_Task objective:_ Reply with one number: the count of lines in the listing that contain the string "oranı".

(Figure content listings)

--------

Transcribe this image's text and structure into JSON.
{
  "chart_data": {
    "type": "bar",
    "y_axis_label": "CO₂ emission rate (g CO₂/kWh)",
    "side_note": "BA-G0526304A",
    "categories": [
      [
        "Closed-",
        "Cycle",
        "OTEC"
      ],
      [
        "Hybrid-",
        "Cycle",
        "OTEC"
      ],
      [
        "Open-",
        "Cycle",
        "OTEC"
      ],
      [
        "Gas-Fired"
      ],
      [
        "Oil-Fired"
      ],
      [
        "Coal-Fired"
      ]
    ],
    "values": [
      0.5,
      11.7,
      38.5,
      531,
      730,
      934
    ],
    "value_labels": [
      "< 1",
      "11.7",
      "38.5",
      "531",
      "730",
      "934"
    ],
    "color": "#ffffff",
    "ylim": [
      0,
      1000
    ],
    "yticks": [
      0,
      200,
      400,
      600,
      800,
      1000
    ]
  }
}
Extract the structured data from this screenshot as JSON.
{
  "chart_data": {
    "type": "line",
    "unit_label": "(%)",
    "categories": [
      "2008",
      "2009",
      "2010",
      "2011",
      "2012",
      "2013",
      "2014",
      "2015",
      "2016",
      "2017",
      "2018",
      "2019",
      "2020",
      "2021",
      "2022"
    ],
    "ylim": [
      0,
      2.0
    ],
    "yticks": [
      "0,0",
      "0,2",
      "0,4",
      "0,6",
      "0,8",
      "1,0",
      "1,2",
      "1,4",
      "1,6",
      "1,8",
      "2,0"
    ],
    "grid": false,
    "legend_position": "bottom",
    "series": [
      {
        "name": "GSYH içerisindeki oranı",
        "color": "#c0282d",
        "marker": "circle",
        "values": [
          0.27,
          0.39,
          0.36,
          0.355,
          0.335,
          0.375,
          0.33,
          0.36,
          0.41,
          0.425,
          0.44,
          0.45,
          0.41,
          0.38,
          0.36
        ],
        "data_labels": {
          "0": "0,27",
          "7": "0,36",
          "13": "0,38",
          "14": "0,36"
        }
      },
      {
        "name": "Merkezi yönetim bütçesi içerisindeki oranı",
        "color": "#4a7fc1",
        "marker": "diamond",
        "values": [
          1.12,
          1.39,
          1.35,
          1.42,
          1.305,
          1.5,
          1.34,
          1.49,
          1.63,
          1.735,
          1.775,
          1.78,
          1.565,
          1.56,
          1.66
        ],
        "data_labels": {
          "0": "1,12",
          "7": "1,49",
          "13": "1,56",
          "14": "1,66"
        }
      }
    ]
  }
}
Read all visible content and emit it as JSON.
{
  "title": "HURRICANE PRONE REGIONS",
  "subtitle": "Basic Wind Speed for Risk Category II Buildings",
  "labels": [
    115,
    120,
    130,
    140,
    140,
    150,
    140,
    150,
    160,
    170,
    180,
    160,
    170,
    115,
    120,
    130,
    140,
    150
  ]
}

--------

_Answer to this exercise:_ 2